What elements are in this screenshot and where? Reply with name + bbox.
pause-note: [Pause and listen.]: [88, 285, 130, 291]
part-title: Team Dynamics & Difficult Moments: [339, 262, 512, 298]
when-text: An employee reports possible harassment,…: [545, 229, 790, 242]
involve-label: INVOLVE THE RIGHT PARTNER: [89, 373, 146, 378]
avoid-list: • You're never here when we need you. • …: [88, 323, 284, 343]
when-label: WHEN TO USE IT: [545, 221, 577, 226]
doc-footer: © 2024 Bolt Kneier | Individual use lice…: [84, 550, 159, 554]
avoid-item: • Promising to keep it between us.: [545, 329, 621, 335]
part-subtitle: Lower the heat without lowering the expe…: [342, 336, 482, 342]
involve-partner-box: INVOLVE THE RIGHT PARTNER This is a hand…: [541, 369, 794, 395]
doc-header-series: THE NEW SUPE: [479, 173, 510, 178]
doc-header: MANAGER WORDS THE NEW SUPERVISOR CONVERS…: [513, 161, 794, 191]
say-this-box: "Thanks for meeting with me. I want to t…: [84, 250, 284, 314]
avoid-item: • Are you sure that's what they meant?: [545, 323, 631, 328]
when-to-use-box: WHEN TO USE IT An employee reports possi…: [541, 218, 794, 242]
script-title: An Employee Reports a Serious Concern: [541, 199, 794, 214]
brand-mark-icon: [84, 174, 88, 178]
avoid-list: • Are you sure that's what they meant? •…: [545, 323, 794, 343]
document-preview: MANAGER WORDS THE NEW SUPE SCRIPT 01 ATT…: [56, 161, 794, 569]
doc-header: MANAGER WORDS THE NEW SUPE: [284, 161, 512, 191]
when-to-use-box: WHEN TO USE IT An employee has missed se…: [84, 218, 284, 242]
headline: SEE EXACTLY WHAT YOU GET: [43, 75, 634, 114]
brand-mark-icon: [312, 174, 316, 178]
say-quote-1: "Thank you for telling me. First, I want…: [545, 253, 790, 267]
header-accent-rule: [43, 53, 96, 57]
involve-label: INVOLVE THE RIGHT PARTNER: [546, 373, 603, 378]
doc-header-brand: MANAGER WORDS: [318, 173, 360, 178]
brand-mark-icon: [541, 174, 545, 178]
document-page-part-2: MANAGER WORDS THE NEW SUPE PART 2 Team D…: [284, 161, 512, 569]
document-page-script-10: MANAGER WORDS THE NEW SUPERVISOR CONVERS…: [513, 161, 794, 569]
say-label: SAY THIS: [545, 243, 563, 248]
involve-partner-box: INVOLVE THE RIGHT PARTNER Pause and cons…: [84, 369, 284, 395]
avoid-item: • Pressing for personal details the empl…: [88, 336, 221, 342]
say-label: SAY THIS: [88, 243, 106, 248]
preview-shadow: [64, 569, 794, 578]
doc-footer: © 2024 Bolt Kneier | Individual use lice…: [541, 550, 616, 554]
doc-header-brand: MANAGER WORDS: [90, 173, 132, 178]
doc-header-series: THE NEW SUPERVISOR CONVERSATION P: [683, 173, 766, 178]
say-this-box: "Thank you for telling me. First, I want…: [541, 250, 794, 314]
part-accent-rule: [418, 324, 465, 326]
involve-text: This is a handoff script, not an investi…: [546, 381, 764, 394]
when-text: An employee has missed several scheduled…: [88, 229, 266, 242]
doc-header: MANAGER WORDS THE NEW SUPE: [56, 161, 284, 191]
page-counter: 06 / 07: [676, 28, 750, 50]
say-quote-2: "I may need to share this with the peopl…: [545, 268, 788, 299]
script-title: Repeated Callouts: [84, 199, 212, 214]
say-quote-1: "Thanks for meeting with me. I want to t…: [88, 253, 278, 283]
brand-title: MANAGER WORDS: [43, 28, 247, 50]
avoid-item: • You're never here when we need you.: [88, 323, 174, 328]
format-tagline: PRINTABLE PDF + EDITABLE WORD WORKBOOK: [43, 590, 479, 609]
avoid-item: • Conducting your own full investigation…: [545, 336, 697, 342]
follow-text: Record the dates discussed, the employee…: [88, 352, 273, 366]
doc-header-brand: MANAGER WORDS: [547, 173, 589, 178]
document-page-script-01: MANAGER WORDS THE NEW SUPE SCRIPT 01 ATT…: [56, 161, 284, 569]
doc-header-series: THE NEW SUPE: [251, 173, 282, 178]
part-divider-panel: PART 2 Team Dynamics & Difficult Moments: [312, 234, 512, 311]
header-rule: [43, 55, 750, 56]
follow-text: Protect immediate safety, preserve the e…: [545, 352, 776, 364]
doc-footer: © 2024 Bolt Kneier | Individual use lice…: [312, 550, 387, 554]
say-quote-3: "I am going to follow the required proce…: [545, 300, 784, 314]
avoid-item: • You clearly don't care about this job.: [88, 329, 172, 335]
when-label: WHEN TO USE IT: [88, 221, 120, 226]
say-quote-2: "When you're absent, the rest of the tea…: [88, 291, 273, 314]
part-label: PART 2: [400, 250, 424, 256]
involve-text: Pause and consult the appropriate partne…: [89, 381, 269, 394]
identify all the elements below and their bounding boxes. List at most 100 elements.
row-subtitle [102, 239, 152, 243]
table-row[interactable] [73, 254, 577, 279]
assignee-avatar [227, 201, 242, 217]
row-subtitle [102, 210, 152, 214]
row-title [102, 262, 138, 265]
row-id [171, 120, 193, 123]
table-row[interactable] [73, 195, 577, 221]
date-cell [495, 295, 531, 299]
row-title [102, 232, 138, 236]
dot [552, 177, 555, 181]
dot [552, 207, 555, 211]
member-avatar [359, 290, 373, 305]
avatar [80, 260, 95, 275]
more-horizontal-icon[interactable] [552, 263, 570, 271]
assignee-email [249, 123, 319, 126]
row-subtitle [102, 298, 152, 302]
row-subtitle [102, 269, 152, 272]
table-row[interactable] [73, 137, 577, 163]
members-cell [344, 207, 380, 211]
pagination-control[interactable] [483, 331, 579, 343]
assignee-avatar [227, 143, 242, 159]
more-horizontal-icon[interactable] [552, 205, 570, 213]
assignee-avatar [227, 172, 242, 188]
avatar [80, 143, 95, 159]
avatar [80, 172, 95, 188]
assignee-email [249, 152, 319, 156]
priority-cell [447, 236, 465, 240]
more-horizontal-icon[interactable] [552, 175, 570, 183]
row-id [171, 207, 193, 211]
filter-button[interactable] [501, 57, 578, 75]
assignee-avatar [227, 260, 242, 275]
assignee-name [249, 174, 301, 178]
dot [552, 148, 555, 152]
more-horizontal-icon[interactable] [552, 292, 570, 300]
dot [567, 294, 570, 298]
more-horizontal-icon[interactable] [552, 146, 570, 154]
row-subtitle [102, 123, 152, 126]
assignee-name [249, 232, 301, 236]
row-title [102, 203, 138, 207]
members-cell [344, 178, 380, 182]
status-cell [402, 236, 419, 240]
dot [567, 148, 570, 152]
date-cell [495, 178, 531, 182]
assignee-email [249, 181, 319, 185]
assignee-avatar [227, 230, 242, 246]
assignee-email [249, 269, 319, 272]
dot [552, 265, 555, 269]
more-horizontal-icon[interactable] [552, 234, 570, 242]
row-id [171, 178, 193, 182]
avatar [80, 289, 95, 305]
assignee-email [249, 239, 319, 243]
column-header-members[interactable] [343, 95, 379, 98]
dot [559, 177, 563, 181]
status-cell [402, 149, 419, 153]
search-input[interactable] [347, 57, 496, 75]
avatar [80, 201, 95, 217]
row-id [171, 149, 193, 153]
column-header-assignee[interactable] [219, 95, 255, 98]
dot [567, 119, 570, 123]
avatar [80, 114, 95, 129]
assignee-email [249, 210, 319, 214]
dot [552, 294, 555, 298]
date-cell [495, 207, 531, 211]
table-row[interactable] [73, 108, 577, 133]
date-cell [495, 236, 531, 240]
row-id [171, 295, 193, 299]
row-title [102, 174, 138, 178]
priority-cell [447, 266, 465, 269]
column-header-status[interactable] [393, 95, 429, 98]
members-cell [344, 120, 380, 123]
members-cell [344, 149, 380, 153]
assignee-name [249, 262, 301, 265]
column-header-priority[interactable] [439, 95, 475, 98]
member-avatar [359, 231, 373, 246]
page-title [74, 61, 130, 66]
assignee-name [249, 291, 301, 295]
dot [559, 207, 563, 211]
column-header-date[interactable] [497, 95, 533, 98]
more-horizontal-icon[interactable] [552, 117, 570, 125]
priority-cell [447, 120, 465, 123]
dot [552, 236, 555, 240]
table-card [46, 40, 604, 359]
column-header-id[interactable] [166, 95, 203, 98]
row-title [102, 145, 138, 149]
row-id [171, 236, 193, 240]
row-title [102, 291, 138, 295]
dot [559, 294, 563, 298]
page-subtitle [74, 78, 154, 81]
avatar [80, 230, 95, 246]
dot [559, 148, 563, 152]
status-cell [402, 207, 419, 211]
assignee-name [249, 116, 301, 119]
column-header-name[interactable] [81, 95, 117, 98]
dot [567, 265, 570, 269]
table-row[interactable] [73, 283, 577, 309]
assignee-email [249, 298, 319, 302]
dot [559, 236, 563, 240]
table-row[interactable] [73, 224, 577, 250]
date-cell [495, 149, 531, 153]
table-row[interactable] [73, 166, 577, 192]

TASK TO COMPLETE: Copy out the rows, everything from the very first one down to the row containing "avoid-list: • Are", with both of those included.

FINAL RESULT:
What elements are in this screenshot and where? Reply with name + bbox.
pause-note: [Pause and listen.]: [88, 285, 130, 291]
part-title: Team Dynamics & Difficult Moments: [339, 262, 512, 298]
when-text: An employee reports possible harassment,…: [545, 229, 790, 242]
involve-label: INVOLVE THE RIGHT PARTNER: [89, 373, 146, 378]
avoid-list: • You're never here when we need you. • …: [88, 323, 284, 343]
when-label: WHEN TO USE IT: [545, 221, 577, 226]
doc-footer: © 2024 Bolt Kneier | Individual use lice…: [84, 550, 159, 554]
avoid-item: • Promising to keep it between us.: [545, 329, 621, 335]
part-subtitle: Lower the heat without lowering the expe…: [342, 336, 482, 342]
involve-partner-box: INVOLVE THE RIGHT PARTNER This is a hand…: [541, 369, 794, 395]
doc-header-series: THE NEW SUPE: [479, 173, 510, 178]
doc-header: MANAGER WORDS THE NEW SUPERVISOR CONVERS…: [513, 161, 794, 191]
say-this-box: "Thanks for meeting with me. I want to t…: [84, 250, 284, 314]
avoid-item: • Are you sure that's what they meant?: [545, 323, 631, 328]
when-to-use-box: WHEN TO USE IT An employee reports possi…: [541, 218, 794, 242]
script-title: An Employee Reports a Serious Concern: [541, 199, 794, 214]
brand-mark-icon: [84, 174, 88, 178]
avoid-list: • Are you sure that's what they meant? •…: [545, 323, 794, 343]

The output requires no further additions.